▸ GIVEN PROBLEM: Give the entries again, word for word.

Begin

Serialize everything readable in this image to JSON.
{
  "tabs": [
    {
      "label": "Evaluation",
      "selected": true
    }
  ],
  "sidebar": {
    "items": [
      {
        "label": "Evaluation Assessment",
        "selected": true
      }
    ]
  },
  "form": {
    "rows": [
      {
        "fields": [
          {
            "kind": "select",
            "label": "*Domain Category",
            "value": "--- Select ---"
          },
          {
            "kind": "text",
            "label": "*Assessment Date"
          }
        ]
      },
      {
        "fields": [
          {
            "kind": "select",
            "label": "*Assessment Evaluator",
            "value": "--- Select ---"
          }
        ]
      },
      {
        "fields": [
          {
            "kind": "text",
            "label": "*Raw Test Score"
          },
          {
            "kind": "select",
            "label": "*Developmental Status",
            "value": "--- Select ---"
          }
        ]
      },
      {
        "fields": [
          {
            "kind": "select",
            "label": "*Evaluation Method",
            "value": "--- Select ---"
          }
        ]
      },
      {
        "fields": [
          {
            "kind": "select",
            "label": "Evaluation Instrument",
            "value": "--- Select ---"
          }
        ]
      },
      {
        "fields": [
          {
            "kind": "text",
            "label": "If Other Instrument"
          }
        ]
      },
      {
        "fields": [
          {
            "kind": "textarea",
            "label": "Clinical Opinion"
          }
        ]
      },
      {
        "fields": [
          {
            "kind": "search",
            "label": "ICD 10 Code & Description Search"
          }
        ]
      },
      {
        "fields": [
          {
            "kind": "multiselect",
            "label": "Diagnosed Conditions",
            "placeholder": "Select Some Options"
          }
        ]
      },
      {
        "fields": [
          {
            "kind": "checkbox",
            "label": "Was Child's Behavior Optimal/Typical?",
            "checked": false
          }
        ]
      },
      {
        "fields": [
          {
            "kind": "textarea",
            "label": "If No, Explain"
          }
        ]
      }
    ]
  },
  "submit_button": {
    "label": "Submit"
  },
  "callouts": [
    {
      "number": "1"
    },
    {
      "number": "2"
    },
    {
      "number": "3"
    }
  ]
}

End

▸ TASK RESPONSE:
Serialize everything readable in this image to JSON.
{
  "tabs": [
    {
      "label": "Evaluation",
      "selected": true
    }
  ],
  "sidebar": {
    "items": [
      {
        "label": "Evaluation Assessment",
        "selected": true
      }
    ]
  },
  "form": {
    "rows": [
      {
        "fields": [
          {
            "kind": "select",
            "label": "*Domain Category",
            "value": "--- Select ---"
          },
          {
            "kind": "text",
            "label": "*Assessment Date"
          }
        ]
      },
      {
        "fields": [
          {
            "kind": "select",
            "label": "*Assessment Evaluator",
            "value": "--- Select ---"
          }
        ]
      },
      {
        "fields": [
          {
            "kind": "text",
            "label": "*Raw Test Score"
          },
          {
            "kind": "select",
            "label": "*Developmental Status",
            "value": "--- Select ---"
          }
        ]
      },
      {
        "fields": [
          {
            "kind": "select",
            "label": "*Evaluation Method",
            "value": "--- Select ---"
          }
        ]
      },
      {
        "fields": [
          {
            "kind": "select",
            "label": "Evaluation Instrument",
            "value": "--- Select ---"
          }
        ]
      },
      {
        "fields": [
          {
            "kind": "text",
            "label": "If Other Instrument"
          }
        ]
      },
      {
        "fields": [
          {
            "kind": "textarea",
            "label": "Clinical Opinion"
          }
        ]
      },
      {
        "fields": [
          {
            "kind": "search",
            "label": "ICD 10 Code & Description Search"
          }
        ]
      },
      {
        "fields": [
          {
            "kind": "multiselect",
            "label": "Diagnosed Conditions",
            "placeholder": "Select Some Options"
          }
        ]
      },
      {
        "fields": [
          {
            "kind": "checkbox",
            "label": "Was Child's Behavior Optimal/Typical?",
            "checked": false
          }
        ]
      },
      {
        "fields": [
          {
            "kind": "textarea",
            "label": "If No, Explain"
          }
        ]
      }
    ]
  },
  "submit_button": {
    "label": "Submit"
  },
  "callouts": [
    {
      "number": "1"
    },
    {
      "number": "2"
    },
    {
      "number": "3"
    }
  ]
}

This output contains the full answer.